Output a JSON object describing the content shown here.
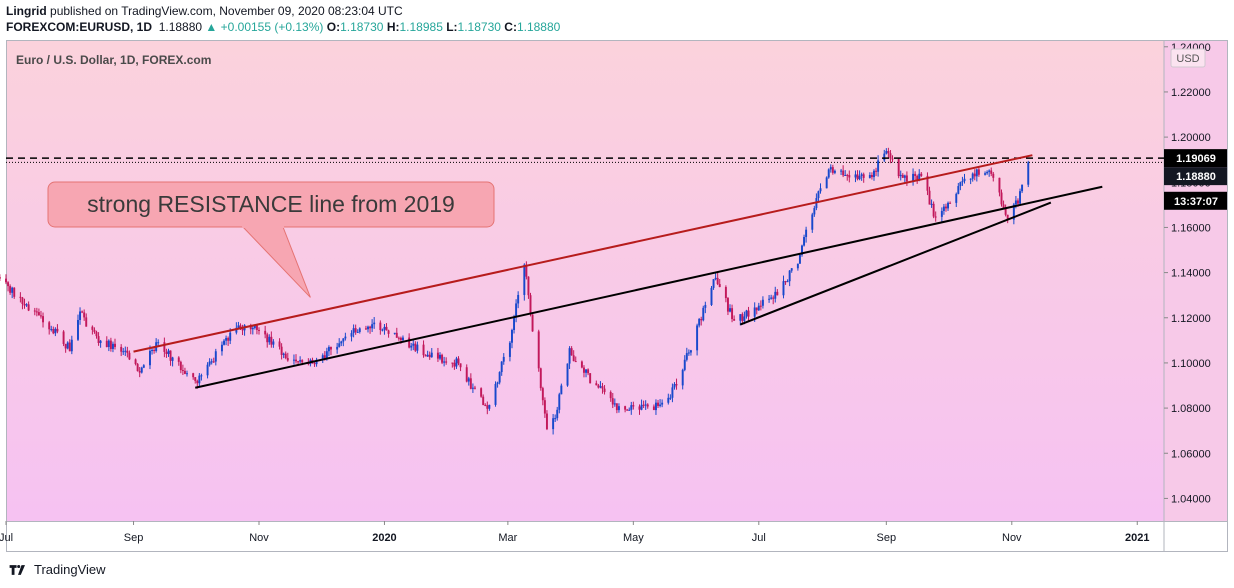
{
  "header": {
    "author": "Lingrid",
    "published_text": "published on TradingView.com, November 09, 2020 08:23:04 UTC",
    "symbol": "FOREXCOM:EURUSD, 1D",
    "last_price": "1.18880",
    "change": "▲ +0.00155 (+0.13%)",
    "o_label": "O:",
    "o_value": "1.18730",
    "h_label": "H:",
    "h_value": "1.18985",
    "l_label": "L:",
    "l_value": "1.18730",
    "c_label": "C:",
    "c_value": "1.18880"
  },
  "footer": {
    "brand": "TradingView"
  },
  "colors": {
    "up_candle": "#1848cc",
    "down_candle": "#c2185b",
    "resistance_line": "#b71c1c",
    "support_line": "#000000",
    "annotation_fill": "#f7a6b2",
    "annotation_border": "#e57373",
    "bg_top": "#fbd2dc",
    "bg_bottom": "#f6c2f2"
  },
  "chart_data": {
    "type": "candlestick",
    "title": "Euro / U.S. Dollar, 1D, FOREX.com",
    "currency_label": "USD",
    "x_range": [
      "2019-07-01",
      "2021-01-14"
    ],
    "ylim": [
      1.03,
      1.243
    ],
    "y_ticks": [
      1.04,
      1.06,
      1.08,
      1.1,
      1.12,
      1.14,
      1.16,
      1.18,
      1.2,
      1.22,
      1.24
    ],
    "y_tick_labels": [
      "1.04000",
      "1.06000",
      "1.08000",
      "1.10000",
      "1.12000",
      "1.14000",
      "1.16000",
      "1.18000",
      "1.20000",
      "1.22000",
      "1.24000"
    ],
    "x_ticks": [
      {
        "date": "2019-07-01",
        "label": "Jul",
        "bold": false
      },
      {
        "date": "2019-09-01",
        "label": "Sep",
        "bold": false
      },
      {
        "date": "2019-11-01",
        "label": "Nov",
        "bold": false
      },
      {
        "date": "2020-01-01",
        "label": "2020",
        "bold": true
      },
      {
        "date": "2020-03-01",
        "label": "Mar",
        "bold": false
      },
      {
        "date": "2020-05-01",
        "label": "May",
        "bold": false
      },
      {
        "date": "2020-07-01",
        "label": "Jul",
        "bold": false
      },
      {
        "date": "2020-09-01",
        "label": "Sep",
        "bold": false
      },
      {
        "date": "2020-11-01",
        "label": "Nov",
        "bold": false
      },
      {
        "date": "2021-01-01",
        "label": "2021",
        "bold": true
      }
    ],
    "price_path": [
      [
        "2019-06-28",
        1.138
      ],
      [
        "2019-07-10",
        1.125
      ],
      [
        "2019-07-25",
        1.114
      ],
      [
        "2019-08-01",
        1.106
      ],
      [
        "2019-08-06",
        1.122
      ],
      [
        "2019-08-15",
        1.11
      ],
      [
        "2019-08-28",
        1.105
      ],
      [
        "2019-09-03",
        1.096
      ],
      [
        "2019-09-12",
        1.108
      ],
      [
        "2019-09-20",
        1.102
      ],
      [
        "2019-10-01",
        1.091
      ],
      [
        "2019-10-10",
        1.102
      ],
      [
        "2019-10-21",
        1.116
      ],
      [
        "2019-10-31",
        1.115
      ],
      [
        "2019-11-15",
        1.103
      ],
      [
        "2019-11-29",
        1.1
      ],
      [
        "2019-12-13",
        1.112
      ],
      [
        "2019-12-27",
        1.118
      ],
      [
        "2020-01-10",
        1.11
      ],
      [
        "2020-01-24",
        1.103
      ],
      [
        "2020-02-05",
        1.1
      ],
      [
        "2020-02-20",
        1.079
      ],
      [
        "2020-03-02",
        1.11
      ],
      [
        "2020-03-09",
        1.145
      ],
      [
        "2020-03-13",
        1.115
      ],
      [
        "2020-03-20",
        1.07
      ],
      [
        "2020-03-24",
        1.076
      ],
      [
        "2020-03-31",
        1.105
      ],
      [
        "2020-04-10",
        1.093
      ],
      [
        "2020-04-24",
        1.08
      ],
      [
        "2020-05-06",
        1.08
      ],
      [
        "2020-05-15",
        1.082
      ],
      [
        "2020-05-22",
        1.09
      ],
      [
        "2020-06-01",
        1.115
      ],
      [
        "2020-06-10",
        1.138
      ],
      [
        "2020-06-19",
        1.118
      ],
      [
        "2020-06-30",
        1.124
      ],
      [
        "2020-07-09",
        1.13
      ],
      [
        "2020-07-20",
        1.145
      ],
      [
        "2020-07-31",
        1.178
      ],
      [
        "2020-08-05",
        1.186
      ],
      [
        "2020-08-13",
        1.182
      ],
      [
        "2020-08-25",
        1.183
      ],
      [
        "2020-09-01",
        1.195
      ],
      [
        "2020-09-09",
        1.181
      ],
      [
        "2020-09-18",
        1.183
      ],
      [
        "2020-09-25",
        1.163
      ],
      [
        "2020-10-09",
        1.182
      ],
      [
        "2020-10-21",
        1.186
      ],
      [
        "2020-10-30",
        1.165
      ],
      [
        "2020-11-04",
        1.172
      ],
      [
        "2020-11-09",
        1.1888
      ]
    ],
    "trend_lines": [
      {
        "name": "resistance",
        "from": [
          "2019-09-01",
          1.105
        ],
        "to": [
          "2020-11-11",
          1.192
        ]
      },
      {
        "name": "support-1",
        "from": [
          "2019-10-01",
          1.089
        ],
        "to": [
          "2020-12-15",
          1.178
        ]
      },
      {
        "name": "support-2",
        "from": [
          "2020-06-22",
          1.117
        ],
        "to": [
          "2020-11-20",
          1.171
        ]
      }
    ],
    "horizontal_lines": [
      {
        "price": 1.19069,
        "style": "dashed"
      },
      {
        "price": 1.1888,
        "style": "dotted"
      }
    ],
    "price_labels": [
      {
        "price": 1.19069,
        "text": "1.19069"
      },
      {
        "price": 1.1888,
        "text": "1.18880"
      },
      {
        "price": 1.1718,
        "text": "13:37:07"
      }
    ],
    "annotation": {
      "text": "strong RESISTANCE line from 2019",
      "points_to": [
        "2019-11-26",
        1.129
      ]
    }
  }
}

• • • •

REQUIREMENT: Pick out the lines containing the word "date" and show them.

CORRECT RESULT:
        "date": "2019-07-01",
        "date": "2019-09-01",
        "date": "2019-11-01",
        "date": "2020-01-01",
        "date": "2020-03-01",
        "date": "2020-05-01",
        "date": "2020-07-01",
        "date": "2020-09-01",
        "date": "2020-11-01",
        "date": "2021-01-01",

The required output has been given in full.